-- WHAT IS NEEDED --
Find the lines holding the word "excelUploadProductDefault" and collect them.

-- INPUT FOR THIS TASK --
§ §
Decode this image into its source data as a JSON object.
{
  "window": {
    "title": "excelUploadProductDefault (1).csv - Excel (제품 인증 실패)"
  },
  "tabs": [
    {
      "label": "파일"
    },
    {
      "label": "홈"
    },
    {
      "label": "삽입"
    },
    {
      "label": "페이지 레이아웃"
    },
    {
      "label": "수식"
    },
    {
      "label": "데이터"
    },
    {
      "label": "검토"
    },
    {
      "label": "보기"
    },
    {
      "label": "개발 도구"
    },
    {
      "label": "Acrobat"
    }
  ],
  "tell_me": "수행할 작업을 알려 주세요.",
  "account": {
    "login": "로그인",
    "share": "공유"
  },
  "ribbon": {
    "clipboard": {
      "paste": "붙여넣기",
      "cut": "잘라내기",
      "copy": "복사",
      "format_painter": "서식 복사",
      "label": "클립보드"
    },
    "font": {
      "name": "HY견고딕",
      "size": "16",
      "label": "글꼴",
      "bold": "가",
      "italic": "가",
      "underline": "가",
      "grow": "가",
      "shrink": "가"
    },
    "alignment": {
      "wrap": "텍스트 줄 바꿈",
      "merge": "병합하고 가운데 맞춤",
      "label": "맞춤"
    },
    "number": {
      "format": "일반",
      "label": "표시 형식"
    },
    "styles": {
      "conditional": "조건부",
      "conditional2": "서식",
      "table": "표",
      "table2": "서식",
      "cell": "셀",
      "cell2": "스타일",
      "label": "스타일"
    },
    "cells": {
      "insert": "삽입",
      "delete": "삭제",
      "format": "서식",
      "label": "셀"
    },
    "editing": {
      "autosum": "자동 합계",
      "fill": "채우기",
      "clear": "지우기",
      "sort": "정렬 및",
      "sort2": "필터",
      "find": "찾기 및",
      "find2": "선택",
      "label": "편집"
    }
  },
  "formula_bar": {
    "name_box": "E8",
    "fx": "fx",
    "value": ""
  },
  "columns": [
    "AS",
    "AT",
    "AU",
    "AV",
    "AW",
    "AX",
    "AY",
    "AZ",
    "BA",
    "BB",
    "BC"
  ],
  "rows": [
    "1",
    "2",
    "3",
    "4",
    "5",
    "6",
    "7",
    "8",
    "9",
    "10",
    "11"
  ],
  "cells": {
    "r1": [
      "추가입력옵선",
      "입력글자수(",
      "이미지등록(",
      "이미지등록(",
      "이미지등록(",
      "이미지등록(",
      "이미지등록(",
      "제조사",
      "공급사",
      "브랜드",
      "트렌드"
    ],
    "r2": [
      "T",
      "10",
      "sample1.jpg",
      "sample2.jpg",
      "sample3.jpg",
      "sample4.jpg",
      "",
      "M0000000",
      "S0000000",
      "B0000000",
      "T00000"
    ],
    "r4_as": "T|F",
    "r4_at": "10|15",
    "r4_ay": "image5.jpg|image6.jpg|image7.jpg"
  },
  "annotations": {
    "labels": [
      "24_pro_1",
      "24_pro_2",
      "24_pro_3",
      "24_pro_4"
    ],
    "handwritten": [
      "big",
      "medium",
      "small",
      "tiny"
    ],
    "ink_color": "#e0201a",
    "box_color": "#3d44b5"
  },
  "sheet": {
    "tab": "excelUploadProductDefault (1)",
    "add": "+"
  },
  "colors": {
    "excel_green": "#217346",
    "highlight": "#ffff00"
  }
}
§ §
-- TASK RESULT --
    "title": "excelUploadProductDefault (1).csv - Excel (제품 인증 실패)"
    "tab": "excelUploadProductDefault (1)",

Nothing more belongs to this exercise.